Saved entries
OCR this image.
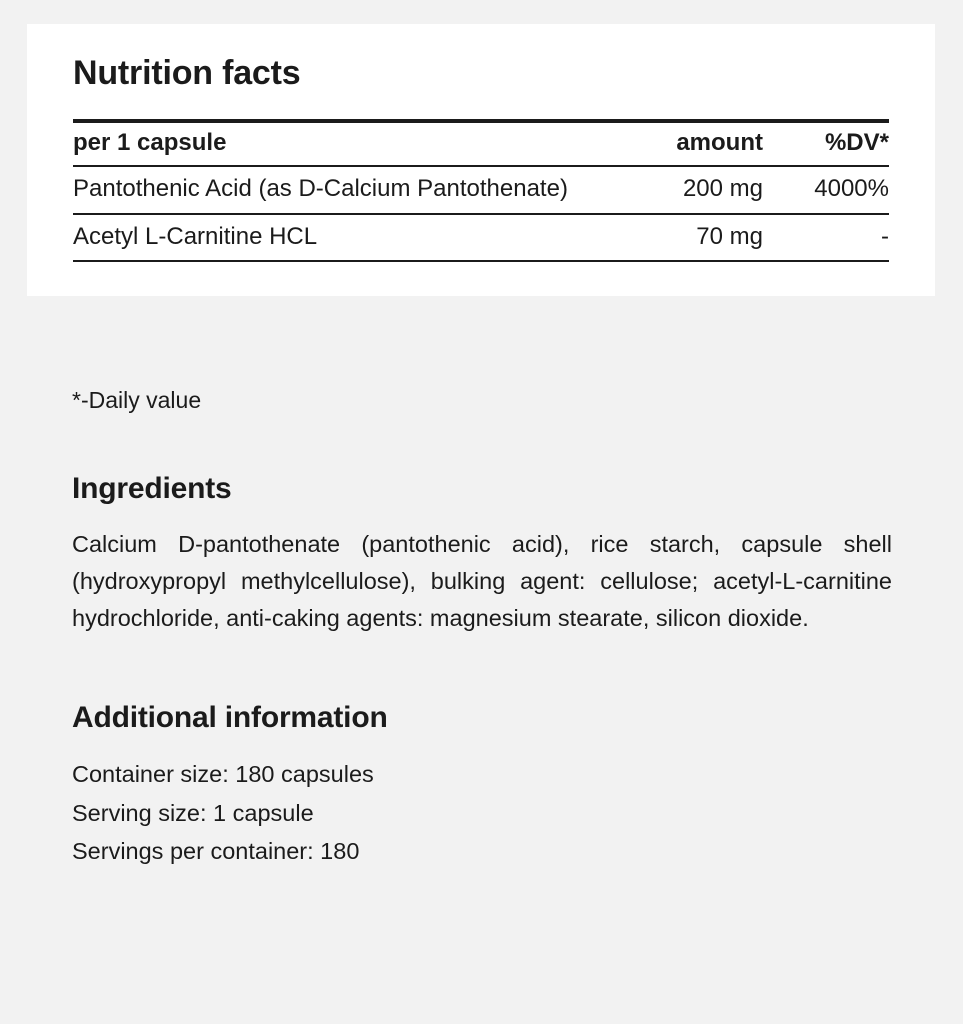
Nutrition facts
per 1 capsule	amount	%DV*
Pantothenic Acid (as D-Calcium Pantothenate)	200 mg	4000%
Acetyl L-Carnitine HCL	70 mg	-

*-Daily value

Ingredients

Calcium D-pantothenate (pantothenic acid), rice starch, capsule shell (hydroxypropyl methylcellulose), bulking agent: cellulose; acetyl-L-carnitine hydrochloride, anti-caking agents: magnesium stearate, silicon dioxide.

Additional information
Container size: 180 capsules
Serving size: 1 capsule
Servings per container: 180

Short task >>
Copy every line of the data word for word, omitting the images.

Output of the exercise >>
OCR this image.
Nutrition facts
per 1 capsule	amount	%DV*
Pantothenic Acid (as D-Calcium Pantothenate)	200 mg	4000%
Acetyl L-Carnitine HCL	70 mg	-

*-Daily value

Ingredients

Calcium D-pantothenate (pantothenic acid), rice starch, capsule shell (hydroxypropyl methylcellulose), bulking agent: cellulose; acetyl-L-carnitine hydrochloride, anti-caking agents: magnesium stearate, silicon dioxide.

Additional information
Container size: 180 capsules
Serving size: 1 capsule
Servings per container: 180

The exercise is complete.